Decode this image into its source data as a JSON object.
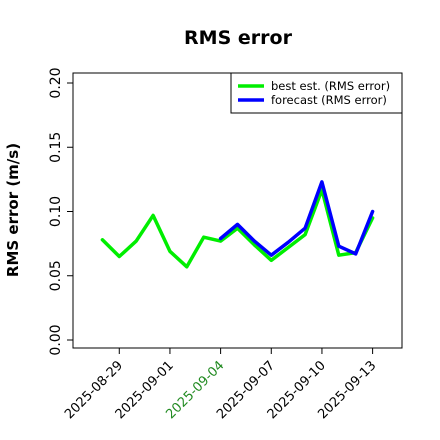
{
  "chart_data": {
    "type": "line",
    "title": "RMS error",
    "xlabel": "",
    "ylabel": "RMS error (m/s)",
    "ylim": [
      0.0,
      0.21
    ],
    "xlim": [
      "2025-08-27",
      "2025-09-14"
    ],
    "yticks": [
      "0.00",
      "0.05",
      "0.10",
      "0.15",
      "0.20"
    ],
    "xticks": [
      {
        "label": "2025-08-29",
        "date": "2025-08-29",
        "color": "#000000"
      },
      {
        "label": "2025-09-01",
        "date": "2025-09-01",
        "color": "#000000"
      },
      {
        "label": "2025-09-04",
        "date": "2025-09-04",
        "color": "#228b22"
      },
      {
        "label": "2025-09-07",
        "date": "2025-09-07",
        "color": "#000000"
      },
      {
        "label": "2025-09-10",
        "date": "2025-09-10",
        "color": "#000000"
      },
      {
        "label": "2025-09-13",
        "date": "2025-09-13",
        "color": "#000000"
      }
    ],
    "grid": false,
    "legend_position": "top-right",
    "series": [
      {
        "name": "best est. (RMS error)",
        "color": "#00ee00",
        "x": [
          "2025-08-28",
          "2025-08-29",
          "2025-08-30",
          "2025-08-31",
          "2025-09-01",
          "2025-09-02",
          "2025-09-03",
          "2025-09-04",
          "2025-09-05",
          "2025-09-06",
          "2025-09-07",
          "2025-09-08",
          "2025-09-09",
          "2025-09-10",
          "2025-09-11",
          "2025-09-12",
          "2025-09-13"
        ],
        "values": [
          0.078,
          0.065,
          0.077,
          0.097,
          0.069,
          0.057,
          0.08,
          0.077,
          0.087,
          0.074,
          0.062,
          0.072,
          0.082,
          0.117,
          0.066,
          0.068,
          0.095
        ]
      },
      {
        "name": "forecast (RMS error)",
        "color": "#0000ff",
        "x": [
          "2025-09-04",
          "2025-09-05",
          "2025-09-06",
          "2025-09-07",
          "2025-09-08",
          "2025-09-09",
          "2025-09-10",
          "2025-09-11",
          "2025-09-12",
          "2025-09-13"
        ],
        "values": [
          0.079,
          0.09,
          0.077,
          0.066,
          0.076,
          0.087,
          0.123,
          0.073,
          0.067,
          0.1
        ]
      }
    ]
  }
}
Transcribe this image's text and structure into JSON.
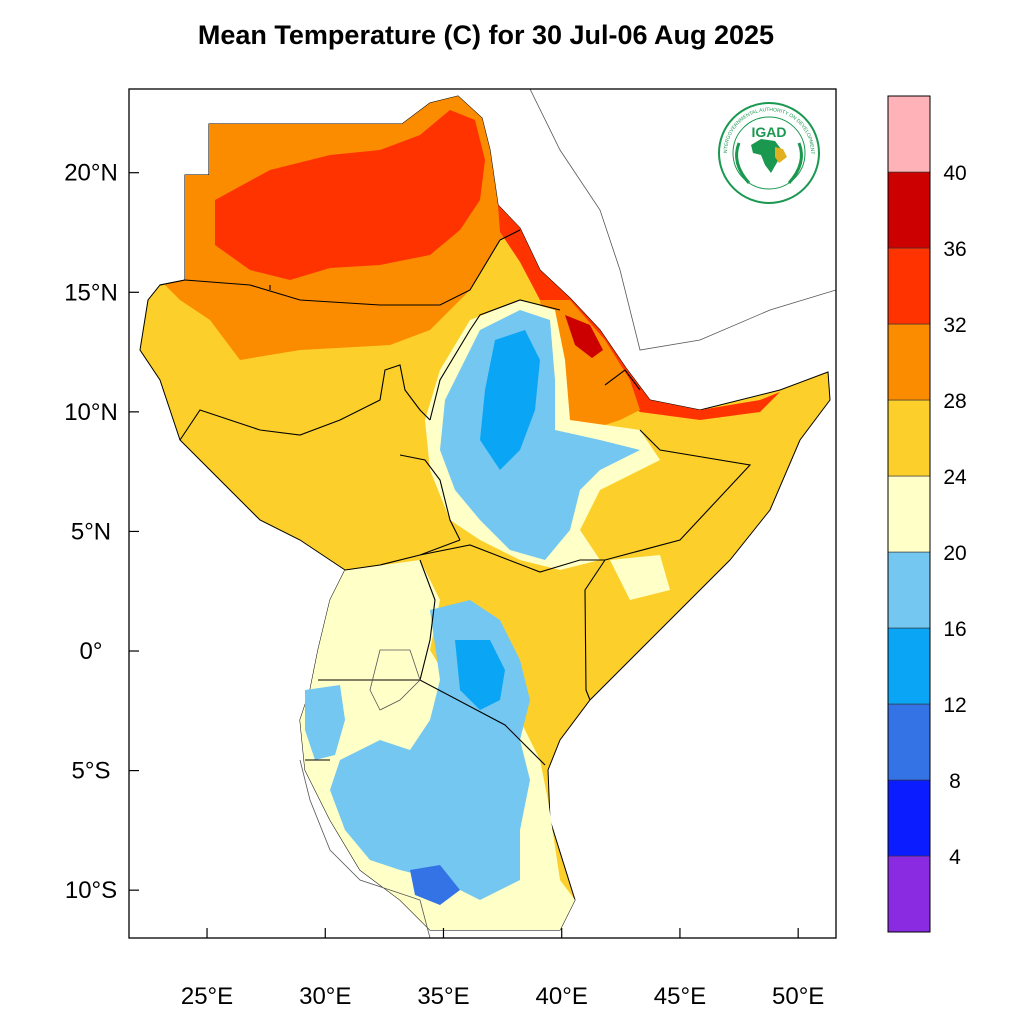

■ ■ ■ ■ ■

Your instructions ▸ The records above should be reproduced exactly, with no pictures included.

Answer ▸
Decode this image into its source data as a JSON object.
{
  "chart_data": {
    "type": "line",
    "title": "RMS error",
    "xlabel": "",
    "ylabel": "RMS error (m/s)",
    "ylim": [
      0.0,
      0.21
    ],
    "xlim": [
      "2025-08-27",
      "2025-09-14"
    ],
    "yticks": [
      "0.00",
      "0.05",
      "0.10",
      "0.15",
      "0.20"
    ],
    "xticks": [
      {
        "label": "2025-08-29",
        "date": "2025-08-29",
        "color": "#000000"
      },
      {
        "label": "2025-09-01",
        "date": "2025-09-01",
        "color": "#000000"
      },
      {
        "label": "2025-09-04",
        "date": "2025-09-04",
        "color": "#228b22"
      },
      {
        "label": "2025-09-07",
        "date": "2025-09-07",
        "color": "#000000"
      },
      {
        "label": "2025-09-10",
        "date": "2025-09-10",
        "color": "#000000"
      },
      {
        "label": "2025-09-13",
        "date": "2025-09-13",
        "color": "#000000"
      }
    ],
    "grid": false,
    "legend_position": "top-right",
    "series": [
      {
        "name": "best est. (RMS error)",
        "color": "#00ee00",
        "x": [
          "2025-08-28",
          "2025-08-29",
          "2025-08-30",
          "2025-08-31",
          "2025-09-01",
          "2025-09-02",
          "2025-09-03",
          "2025-09-04",
          "2025-09-05",
          "2025-09-06",
          "2025-09-07",
          "2025-09-08",
          "2025-09-09",
          "2025-09-10",
          "2025-09-11",
          "2025-09-12",
          "2025-09-13"
        ],
        "values": [
          0.078,
          0.065,
          0.077,
          0.097,
          0.069,
          0.057,
          0.08,
          0.077,
          0.087,
          0.074,
          0.062,
          0.072,
          0.082,
          0.117,
          0.066,
          0.068,
          0.095
        ]
      },
      {
        "name": "forecast (RMS error)",
        "color": "#0000ff",
        "x": [
          "2025-09-04",
          "2025-09-05",
          "2025-09-06",
          "2025-09-07",
          "2025-09-08",
          "2025-09-09",
          "2025-09-10",
          "2025-09-11",
          "2025-09-12",
          "2025-09-13"
        ],
        "values": [
          0.079,
          0.09,
          0.077,
          0.066,
          0.076,
          0.087,
          0.123,
          0.073,
          0.067,
          0.1
        ]
      }
    ]
  }
}
Transcribe this image's text and structure into JSON.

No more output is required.